→ **Task directions**:
Report every line in the listing below where the string "skin" shows up.

→ **Figure collection entries**:
## begin

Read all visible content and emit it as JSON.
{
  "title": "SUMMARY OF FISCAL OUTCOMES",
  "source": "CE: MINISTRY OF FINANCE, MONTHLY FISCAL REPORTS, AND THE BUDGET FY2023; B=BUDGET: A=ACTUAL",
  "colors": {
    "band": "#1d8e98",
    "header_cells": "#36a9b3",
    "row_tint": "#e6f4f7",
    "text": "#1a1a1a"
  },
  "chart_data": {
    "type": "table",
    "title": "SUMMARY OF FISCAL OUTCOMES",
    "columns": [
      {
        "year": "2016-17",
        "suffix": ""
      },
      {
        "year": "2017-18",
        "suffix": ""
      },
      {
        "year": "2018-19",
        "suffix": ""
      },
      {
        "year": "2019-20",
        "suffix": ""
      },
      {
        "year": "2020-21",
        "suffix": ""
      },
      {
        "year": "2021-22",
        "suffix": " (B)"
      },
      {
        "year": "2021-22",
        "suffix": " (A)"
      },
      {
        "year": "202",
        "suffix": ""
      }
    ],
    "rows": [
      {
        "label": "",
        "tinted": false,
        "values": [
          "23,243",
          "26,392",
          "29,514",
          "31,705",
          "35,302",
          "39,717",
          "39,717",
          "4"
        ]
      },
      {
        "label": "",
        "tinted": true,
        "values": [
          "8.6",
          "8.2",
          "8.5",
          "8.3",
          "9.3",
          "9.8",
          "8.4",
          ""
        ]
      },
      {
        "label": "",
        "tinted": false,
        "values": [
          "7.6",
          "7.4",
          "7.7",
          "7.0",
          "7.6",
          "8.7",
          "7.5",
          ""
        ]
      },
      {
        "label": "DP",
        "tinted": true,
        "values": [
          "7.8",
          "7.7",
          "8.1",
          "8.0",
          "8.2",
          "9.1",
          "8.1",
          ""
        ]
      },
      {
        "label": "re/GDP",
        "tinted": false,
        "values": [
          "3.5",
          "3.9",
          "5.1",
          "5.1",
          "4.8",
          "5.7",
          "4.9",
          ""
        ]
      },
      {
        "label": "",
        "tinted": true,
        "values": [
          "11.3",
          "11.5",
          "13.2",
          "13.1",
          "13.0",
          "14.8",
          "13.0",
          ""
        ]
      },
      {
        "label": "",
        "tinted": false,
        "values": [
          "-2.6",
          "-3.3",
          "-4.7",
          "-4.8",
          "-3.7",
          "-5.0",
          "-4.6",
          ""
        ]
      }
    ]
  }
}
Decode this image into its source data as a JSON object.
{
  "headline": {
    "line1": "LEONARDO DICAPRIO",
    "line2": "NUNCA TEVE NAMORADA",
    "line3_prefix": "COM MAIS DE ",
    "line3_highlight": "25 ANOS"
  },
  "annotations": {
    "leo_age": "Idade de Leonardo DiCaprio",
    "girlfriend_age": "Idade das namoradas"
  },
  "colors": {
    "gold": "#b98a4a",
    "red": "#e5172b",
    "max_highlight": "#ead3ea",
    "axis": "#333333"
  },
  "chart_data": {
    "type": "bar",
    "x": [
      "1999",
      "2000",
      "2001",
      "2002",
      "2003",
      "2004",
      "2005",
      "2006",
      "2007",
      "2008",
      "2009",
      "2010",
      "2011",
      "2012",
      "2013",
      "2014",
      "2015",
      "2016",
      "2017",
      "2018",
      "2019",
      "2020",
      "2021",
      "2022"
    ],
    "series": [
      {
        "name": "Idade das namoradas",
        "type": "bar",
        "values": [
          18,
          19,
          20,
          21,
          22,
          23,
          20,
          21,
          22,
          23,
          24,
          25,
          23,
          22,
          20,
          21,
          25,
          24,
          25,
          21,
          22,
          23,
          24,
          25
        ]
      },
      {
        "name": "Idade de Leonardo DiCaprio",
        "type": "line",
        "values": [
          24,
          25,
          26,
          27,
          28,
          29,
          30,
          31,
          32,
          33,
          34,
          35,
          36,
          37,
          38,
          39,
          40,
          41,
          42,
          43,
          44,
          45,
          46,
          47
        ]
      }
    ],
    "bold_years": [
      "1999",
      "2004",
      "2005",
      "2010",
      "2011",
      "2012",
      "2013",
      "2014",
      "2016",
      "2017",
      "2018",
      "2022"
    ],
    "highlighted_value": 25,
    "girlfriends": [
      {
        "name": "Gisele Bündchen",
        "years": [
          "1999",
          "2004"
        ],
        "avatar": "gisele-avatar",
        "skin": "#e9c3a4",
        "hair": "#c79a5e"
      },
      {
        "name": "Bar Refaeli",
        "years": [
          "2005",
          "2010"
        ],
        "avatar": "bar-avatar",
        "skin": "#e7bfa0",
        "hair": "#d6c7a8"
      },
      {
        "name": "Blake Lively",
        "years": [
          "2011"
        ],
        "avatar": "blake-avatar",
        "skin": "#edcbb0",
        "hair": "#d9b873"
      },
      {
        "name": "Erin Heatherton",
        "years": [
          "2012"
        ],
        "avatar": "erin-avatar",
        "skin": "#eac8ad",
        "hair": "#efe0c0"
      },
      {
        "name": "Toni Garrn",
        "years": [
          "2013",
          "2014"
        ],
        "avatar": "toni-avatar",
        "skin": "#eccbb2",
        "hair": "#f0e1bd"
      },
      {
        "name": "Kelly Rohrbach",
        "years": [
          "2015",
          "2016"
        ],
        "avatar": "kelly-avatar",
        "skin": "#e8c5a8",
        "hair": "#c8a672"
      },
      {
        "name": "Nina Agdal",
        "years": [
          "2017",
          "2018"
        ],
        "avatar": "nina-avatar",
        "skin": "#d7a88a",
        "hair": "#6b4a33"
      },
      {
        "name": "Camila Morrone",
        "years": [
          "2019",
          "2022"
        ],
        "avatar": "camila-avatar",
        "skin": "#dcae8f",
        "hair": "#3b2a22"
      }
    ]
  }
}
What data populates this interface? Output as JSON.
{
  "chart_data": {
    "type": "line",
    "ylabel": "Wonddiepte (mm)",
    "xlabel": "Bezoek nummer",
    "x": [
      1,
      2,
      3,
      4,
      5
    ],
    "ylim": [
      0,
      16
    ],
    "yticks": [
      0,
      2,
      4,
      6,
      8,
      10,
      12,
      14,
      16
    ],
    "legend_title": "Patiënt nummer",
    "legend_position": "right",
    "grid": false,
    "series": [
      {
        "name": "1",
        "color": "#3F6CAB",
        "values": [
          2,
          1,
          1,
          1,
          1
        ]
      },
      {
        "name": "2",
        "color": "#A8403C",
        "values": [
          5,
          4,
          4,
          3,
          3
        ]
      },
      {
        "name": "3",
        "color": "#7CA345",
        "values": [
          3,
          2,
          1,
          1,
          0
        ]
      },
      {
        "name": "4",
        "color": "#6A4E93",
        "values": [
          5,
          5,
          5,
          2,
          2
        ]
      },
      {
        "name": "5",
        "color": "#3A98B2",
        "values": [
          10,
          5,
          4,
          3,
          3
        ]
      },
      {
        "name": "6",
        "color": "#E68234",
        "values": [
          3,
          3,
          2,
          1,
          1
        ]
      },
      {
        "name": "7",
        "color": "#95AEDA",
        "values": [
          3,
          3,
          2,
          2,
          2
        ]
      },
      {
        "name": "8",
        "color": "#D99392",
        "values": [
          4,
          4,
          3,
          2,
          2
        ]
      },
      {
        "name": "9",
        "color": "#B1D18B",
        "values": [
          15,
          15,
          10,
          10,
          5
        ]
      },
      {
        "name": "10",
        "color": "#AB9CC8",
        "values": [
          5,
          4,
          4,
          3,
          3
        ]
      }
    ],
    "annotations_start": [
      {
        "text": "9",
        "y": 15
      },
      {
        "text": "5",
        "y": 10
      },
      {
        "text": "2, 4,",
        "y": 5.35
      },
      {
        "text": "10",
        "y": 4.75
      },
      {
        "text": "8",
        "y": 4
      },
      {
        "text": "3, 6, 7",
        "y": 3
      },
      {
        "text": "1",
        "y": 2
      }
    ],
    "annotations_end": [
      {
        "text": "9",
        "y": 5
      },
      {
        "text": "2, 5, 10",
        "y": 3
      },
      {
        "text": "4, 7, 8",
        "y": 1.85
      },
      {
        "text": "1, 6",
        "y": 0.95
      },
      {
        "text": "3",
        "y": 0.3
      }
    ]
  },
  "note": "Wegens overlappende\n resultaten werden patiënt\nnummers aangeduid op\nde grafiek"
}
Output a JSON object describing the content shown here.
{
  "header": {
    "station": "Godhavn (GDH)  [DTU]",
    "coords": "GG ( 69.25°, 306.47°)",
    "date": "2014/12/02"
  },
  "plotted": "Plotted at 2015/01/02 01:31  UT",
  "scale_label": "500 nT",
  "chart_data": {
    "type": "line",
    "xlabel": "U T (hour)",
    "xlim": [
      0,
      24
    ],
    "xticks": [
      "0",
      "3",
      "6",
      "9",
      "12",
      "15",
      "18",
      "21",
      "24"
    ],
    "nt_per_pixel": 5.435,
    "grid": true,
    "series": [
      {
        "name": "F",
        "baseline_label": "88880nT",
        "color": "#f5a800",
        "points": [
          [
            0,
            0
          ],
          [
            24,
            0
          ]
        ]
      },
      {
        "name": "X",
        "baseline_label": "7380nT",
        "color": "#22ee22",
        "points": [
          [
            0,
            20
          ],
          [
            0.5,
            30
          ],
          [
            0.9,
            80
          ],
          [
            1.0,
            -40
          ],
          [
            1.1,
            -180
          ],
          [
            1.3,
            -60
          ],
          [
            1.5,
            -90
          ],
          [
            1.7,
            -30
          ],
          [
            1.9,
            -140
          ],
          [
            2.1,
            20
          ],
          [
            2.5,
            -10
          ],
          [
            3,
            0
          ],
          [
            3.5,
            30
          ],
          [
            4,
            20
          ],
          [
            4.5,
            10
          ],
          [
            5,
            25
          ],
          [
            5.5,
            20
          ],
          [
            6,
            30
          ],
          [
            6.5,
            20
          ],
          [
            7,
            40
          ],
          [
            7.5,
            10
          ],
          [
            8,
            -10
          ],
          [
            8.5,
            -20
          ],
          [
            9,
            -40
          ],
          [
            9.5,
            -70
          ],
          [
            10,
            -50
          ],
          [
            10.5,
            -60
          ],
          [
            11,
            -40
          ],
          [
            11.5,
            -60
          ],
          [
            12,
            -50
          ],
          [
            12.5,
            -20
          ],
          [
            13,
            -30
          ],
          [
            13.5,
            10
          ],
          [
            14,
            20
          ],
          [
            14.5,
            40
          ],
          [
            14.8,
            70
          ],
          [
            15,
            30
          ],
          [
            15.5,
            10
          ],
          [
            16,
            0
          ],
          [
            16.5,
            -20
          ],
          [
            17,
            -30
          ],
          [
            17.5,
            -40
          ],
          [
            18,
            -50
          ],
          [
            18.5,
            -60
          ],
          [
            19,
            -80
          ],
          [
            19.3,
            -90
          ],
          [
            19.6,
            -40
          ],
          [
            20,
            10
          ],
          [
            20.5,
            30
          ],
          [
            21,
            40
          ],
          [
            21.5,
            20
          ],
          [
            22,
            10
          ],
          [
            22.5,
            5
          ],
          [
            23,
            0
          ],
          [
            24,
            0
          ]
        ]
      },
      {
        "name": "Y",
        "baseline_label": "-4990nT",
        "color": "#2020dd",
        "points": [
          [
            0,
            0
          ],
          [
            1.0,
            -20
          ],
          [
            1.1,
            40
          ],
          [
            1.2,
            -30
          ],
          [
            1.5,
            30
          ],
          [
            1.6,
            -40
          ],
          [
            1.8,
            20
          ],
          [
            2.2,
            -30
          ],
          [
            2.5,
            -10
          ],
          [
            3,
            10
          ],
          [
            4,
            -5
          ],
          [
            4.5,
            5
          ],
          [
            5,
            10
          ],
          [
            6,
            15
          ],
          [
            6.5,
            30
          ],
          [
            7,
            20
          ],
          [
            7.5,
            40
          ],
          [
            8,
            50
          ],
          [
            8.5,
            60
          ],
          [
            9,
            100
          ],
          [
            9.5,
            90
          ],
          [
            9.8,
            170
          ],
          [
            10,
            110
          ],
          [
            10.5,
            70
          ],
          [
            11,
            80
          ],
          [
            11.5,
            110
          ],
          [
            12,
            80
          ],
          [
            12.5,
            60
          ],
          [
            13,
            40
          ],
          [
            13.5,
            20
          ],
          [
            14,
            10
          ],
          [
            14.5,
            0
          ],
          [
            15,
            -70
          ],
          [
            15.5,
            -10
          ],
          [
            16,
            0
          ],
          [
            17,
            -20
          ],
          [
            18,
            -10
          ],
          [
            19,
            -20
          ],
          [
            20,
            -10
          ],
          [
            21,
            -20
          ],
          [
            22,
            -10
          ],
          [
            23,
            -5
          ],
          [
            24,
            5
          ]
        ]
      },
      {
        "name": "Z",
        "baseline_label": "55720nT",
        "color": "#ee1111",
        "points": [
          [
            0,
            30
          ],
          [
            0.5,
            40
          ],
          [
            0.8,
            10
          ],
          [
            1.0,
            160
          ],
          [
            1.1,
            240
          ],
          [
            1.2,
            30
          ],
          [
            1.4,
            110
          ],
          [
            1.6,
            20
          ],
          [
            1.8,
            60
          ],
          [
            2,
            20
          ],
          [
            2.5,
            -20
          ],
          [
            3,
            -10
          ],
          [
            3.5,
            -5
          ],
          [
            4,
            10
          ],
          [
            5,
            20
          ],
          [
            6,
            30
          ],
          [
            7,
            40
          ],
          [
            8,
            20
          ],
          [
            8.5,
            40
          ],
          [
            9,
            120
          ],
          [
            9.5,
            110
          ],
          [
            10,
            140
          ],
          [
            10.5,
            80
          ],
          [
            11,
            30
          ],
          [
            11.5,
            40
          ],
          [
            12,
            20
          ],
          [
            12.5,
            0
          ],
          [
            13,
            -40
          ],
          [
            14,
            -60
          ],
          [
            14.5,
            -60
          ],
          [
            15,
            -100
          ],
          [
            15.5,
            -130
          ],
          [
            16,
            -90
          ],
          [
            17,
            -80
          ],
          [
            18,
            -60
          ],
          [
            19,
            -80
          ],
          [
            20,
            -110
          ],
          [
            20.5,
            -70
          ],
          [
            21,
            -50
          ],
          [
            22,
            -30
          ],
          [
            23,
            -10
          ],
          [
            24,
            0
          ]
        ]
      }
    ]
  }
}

## end

→ **Answer to this task**:
        "skin": "#e9c3a4",
        "skin": "#e7bfa0",
        "skin": "#edcbb0",
        "skin": "#eac8ad",
        "skin": "#eccbb2",
        "skin": "#e8c5a8",
        "skin": "#d7a88a",
        "skin": "#dcae8f",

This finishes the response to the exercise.